**YOUR INSTRUCTIONS**. Output the records. Match them exactly.

Extracted data entries:
####################
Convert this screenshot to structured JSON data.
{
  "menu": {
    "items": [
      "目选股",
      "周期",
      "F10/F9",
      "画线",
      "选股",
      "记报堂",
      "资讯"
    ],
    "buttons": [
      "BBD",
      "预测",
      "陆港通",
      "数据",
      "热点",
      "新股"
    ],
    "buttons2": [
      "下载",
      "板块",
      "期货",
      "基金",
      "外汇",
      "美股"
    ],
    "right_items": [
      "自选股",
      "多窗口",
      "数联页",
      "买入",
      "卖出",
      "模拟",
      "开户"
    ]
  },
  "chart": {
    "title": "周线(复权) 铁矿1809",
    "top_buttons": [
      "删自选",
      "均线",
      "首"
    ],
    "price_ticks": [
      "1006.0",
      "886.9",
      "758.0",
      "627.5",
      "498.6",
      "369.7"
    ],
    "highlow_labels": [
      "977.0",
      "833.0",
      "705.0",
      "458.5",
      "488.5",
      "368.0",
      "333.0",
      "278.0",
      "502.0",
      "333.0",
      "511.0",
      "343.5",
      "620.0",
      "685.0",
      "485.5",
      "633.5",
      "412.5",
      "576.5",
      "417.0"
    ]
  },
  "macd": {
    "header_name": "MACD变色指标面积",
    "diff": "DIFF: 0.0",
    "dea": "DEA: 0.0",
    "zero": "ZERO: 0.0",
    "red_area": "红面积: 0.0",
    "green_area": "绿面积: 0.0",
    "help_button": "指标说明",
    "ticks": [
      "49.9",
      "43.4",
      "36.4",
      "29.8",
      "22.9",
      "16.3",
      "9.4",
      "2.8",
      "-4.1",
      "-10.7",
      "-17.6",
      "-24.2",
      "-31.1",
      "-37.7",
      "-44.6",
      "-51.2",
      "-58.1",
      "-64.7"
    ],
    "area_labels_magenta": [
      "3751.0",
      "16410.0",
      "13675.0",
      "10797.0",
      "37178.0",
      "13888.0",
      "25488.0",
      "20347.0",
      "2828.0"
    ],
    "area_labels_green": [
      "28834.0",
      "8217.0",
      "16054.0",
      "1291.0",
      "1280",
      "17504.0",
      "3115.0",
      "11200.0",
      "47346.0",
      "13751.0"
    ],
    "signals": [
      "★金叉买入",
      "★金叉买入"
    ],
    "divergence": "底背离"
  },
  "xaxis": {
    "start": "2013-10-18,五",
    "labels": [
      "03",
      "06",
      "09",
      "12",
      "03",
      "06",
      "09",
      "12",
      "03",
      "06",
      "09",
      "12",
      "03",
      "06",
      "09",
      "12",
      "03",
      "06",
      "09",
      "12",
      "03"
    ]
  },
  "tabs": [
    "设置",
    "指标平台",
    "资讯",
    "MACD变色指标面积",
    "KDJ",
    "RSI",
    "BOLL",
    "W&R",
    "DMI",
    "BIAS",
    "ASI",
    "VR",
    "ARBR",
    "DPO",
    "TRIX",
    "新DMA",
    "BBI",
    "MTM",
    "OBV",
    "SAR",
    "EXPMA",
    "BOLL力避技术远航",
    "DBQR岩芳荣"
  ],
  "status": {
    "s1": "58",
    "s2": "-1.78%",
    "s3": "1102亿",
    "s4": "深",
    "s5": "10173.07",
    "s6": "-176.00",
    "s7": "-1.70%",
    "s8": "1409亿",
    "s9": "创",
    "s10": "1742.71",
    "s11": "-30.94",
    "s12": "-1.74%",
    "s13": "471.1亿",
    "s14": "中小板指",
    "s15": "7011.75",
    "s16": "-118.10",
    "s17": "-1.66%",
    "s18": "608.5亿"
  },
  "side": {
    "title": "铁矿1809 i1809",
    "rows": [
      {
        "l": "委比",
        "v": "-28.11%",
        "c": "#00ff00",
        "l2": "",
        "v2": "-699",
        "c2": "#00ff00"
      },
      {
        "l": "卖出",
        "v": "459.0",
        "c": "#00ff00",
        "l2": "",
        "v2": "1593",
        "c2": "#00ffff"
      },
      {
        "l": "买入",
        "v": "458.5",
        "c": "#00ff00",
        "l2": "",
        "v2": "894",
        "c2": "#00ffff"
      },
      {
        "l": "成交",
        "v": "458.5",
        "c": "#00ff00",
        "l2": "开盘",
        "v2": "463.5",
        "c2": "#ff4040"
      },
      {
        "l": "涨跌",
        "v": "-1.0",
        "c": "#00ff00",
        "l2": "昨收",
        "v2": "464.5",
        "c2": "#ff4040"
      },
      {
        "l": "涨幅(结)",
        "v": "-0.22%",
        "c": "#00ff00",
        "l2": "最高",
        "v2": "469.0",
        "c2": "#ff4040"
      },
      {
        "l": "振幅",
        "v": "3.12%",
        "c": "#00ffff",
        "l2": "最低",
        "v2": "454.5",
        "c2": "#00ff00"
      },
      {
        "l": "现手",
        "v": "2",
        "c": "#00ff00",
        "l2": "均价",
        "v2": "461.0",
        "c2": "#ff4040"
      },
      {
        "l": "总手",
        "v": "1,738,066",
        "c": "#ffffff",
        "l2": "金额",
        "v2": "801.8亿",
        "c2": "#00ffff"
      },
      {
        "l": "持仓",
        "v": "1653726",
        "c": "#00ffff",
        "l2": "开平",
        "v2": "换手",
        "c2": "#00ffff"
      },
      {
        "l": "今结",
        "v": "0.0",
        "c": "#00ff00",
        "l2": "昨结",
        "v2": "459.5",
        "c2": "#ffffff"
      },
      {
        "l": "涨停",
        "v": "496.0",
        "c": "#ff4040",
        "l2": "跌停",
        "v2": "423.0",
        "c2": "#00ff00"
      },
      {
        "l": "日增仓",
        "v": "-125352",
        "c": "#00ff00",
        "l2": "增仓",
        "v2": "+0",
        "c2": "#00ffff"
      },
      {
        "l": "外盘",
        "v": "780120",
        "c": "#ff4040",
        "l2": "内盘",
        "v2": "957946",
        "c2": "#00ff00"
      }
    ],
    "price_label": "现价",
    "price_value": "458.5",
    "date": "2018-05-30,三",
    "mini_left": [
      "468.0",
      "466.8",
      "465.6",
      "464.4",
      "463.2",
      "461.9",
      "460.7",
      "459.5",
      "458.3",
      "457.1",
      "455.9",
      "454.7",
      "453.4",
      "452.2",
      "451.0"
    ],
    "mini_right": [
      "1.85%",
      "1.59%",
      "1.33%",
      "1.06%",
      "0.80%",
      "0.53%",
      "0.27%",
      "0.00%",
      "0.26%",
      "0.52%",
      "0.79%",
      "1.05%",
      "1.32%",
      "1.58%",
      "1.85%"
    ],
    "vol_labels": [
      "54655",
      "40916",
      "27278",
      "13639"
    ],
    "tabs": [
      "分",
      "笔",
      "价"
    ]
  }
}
####################
**RESULT BELOW**.
Convert this screenshot to structured JSON data.
{
  "menu": {
    "items": [
      "目选股",
      "周期",
      "F10/F9",
      "画线",
      "选股",
      "记报堂",
      "资讯"
    ],
    "buttons": [
      "BBD",
      "预测",
      "陆港通",
      "数据",
      "热点",
      "新股"
    ],
    "buttons2": [
      "下载",
      "板块",
      "期货",
      "基金",
      "外汇",
      "美股"
    ],
    "right_items": [
      "自选股",
      "多窗口",
      "数联页",
      "买入",
      "卖出",
      "模拟",
      "开户"
    ]
  },
  "chart": {
    "title": "周线(复权) 铁矿1809",
    "top_buttons": [
      "删自选",
      "均线",
      "首"
    ],
    "price_ticks": [
      "1006.0",
      "886.9",
      "758.0",
      "627.5",
      "498.6",
      "369.7"
    ],
    "highlow_labels": [
      "977.0",
      "833.0",
      "705.0",
      "458.5",
      "488.5",
      "368.0",
      "333.0",
      "278.0",
      "502.0",
      "333.0",
      "511.0",
      "343.5",
      "620.0",
      "685.0",
      "485.5",
      "633.5",
      "412.5",
      "576.5",
      "417.0"
    ]
  },
  "macd": {
    "header_name": "MACD变色指标面积",
    "diff": "DIFF: 0.0",
    "dea": "DEA: 0.0",
    "zero": "ZERO: 0.0",
    "red_area": "红面积: 0.0",
    "green_area": "绿面积: 0.0",
    "help_button": "指标说明",
    "ticks": [
      "49.9",
      "43.4",
      "36.4",
      "29.8",
      "22.9",
      "16.3",
      "9.4",
      "2.8",
      "-4.1",
      "-10.7",
      "-17.6",
      "-24.2",
      "-31.1",
      "-37.7",
      "-44.6",
      "-51.2",
      "-58.1",
      "-64.7"
    ],
    "area_labels_magenta": [
      "3751.0",
      "16410.0",
      "13675.0",
      "10797.0",
      "37178.0",
      "13888.0",
      "25488.0",
      "20347.0",
      "2828.0"
    ],
    "area_labels_green": [
      "28834.0",
      "8217.0",
      "16054.0",
      "1291.0",
      "1280",
      "17504.0",
      "3115.0",
      "11200.0",
      "47346.0",
      "13751.0"
    ],
    "signals": [
      "★金叉买入",
      "★金叉买入"
    ],
    "divergence": "底背离"
  },
  "xaxis": {
    "start": "2013-10-18,五",
    "labels": [
      "03",
      "06",
      "09",
      "12",
      "03",
      "06",
      "09",
      "12",
      "03",
      "06",
      "09",
      "12",
      "03",
      "06",
      "09",
      "12",
      "03",
      "06",
      "09",
      "12",
      "03"
    ]
  },
  "tabs": [
    "设置",
    "指标平台",
    "资讯",
    "MACD变色指标面积",
    "KDJ",
    "RSI",
    "BOLL",
    "W&R",
    "DMI",
    "BIAS",
    "ASI",
    "VR",
    "ARBR",
    "DPO",
    "TRIX",
    "新DMA",
    "BBI",
    "MTM",
    "OBV",
    "SAR",
    "EXPMA",
    "BOLL力避技术远航",
    "DBQR岩芳荣"
  ],
  "status": {
    "s1": "58",
    "s2": "-1.78%",
    "s3": "1102亿",
    "s4": "深",
    "s5": "10173.07",
    "s6": "-176.00",
    "s7": "-1.70%",
    "s8": "1409亿",
    "s9": "创",
    "s10": "1742.71",
    "s11": "-30.94",
    "s12": "-1.74%",
    "s13": "471.1亿",
    "s14": "中小板指",
    "s15": "7011.75",
    "s16": "-118.10",
    "s17": "-1.66%",
    "s18": "608.5亿"
  },
  "side": {
    "title": "铁矿1809 i1809",
    "rows": [
      {
        "l": "委比",
        "v": "-28.11%",
        "c": "#00ff00",
        "l2": "",
        "v2": "-699",
        "c2": "#00ff00"
      },
      {
        "l": "卖出",
        "v": "459.0",
        "c": "#00ff00",
        "l2": "",
        "v2": "1593",
        "c2": "#00ffff"
      },
      {
        "l": "买入",
        "v": "458.5",
        "c": "#00ff00",
        "l2": "",
        "v2": "894",
        "c2": "#00ffff"
      },
      {
        "l": "成交",
        "v": "458.5",
        "c": "#00ff00",
        "l2": "开盘",
        "v2": "463.5",
        "c2": "#ff4040"
      },
      {
        "l": "涨跌",
        "v": "-1.0",
        "c": "#00ff00",
        "l2": "昨收",
        "v2": "464.5",
        "c2": "#ff4040"
      },
      {
        "l": "涨幅(结)",
        "v": "-0.22%",
        "c": "#00ff00",
        "l2": "最高",
        "v2": "469.0",
        "c2": "#ff4040"
      },
      {
        "l": "振幅",
        "v": "3.12%",
        "c": "#00ffff",
        "l2": "最低",
        "v2": "454.5",
        "c2": "#00ff00"
      },
      {
        "l": "现手",
        "v": "2",
        "c": "#00ff00",
        "l2": "均价",
        "v2": "461.0",
        "c2": "#ff4040"
      },
      {
        "l": "总手",
        "v": "1,738,066",
        "c": "#ffffff",
        "l2": "金额",
        "v2": "801.8亿",
        "c2": "#00ffff"
      },
      {
        "l": "持仓",
        "v": "1653726",
        "c": "#00ffff",
        "l2": "开平",
        "v2": "换手",
        "c2": "#00ffff"
      },
      {
        "l": "今结",
        "v": "0.0",
        "c": "#00ff00",
        "l2": "昨结",
        "v2": "459.5",
        "c2": "#ffffff"
      },
      {
        "l": "涨停",
        "v": "496.0",
        "c": "#ff4040",
        "l2": "跌停",
        "v2": "423.0",
        "c2": "#00ff00"
      },
      {
        "l": "日增仓",
        "v": "-125352",
        "c": "#00ff00",
        "l2": "增仓",
        "v2": "+0",
        "c2": "#00ffff"
      },
      {
        "l": "外盘",
        "v": "780120",
        "c": "#ff4040",
        "l2": "内盘",
        "v2": "957946",
        "c2": "#00ff00"
      }
    ],
    "price_label": "现价",
    "price_value": "458.5",
    "date": "2018-05-30,三",
    "mini_left": [
      "468.0",
      "466.8",
      "465.6",
      "464.4",
      "463.2",
      "461.9",
      "460.7",
      "459.5",
      "458.3",
      "457.1",
      "455.9",
      "454.7",
      "453.4",
      "452.2",
      "451.0"
    ],
    "mini_right": [
      "1.85%",
      "1.59%",
      "1.33%",
      "1.06%",
      "0.80%",
      "0.53%",
      "0.27%",
      "0.00%",
      "0.26%",
      "0.52%",
      "0.79%",
      "1.05%",
      "1.32%",
      "1.58%",
      "1.85%"
    ],
    "vol_labels": [
      "54655",
      "40916",
      "27278",
      "13639"
    ],
    "tabs": [
      "分",
      "笔",
      "价"
    ]
  }
}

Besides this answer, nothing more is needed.